> Material supplied:
--
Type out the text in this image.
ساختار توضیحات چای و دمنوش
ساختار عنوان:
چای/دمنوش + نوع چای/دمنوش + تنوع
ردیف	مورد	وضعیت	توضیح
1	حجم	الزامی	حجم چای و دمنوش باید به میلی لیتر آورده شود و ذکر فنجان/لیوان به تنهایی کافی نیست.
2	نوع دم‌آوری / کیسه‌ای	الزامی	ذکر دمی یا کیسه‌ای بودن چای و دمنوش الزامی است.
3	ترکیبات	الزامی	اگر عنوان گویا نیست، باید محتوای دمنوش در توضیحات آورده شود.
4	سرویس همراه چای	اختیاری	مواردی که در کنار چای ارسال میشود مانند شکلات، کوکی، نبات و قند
--
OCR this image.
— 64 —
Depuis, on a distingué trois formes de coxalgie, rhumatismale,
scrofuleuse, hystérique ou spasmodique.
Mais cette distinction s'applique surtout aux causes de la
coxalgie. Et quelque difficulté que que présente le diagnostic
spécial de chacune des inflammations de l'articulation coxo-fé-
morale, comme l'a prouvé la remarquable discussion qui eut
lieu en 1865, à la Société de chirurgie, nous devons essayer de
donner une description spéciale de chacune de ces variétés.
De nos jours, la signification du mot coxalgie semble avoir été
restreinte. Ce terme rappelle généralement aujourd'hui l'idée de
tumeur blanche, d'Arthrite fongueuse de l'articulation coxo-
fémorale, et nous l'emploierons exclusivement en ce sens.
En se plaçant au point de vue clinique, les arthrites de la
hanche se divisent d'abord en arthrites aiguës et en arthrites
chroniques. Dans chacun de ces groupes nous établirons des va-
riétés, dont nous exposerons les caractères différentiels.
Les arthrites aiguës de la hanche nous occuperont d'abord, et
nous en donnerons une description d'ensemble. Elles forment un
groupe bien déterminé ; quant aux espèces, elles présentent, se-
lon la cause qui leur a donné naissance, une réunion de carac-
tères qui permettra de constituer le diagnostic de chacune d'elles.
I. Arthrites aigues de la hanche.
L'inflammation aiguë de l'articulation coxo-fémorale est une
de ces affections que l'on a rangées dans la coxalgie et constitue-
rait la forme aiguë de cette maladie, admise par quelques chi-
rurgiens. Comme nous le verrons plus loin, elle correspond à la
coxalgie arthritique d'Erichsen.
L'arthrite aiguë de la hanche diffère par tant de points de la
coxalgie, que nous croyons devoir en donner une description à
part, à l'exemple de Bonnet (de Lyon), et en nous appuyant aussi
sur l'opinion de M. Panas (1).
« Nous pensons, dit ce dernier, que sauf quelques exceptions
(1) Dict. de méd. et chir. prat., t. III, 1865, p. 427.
--
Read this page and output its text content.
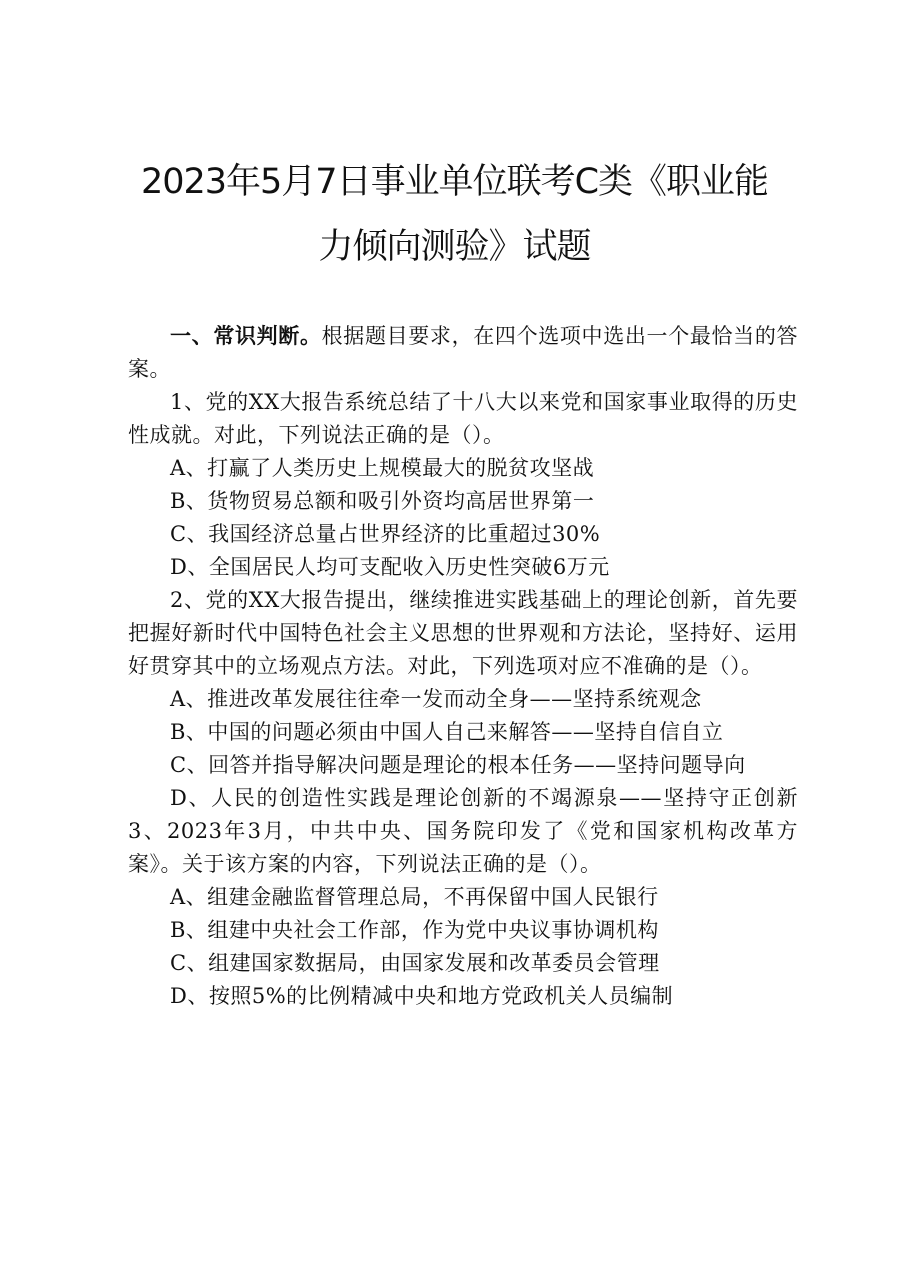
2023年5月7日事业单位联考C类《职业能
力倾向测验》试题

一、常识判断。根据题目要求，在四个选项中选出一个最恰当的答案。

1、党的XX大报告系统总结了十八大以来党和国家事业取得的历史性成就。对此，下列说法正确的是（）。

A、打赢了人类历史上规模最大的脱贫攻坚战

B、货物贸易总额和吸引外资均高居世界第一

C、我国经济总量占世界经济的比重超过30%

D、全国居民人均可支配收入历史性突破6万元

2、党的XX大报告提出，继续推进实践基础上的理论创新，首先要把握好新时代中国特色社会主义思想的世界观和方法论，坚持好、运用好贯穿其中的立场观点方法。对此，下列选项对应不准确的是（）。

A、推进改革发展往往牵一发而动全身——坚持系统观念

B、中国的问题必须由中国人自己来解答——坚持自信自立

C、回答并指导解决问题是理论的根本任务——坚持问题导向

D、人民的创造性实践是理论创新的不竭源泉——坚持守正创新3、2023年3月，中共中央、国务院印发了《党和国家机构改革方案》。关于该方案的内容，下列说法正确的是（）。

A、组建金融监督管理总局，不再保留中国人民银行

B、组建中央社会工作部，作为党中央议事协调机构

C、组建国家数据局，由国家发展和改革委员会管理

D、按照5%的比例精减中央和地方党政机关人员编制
--
> Problem statement: Report every line in the data above in which the word "نیست" appears.

> Reply:
1	حجم	الزامی	حجم چای و دمنوش باید به میلی لیتر آورده شود و ذکر فنجان/لیوان به تنهایی کافی نیست.
3	ترکیبات	الزامی	اگر عنوان گویا نیست، باید محتوای دمنوش در توضیحات آورده شود.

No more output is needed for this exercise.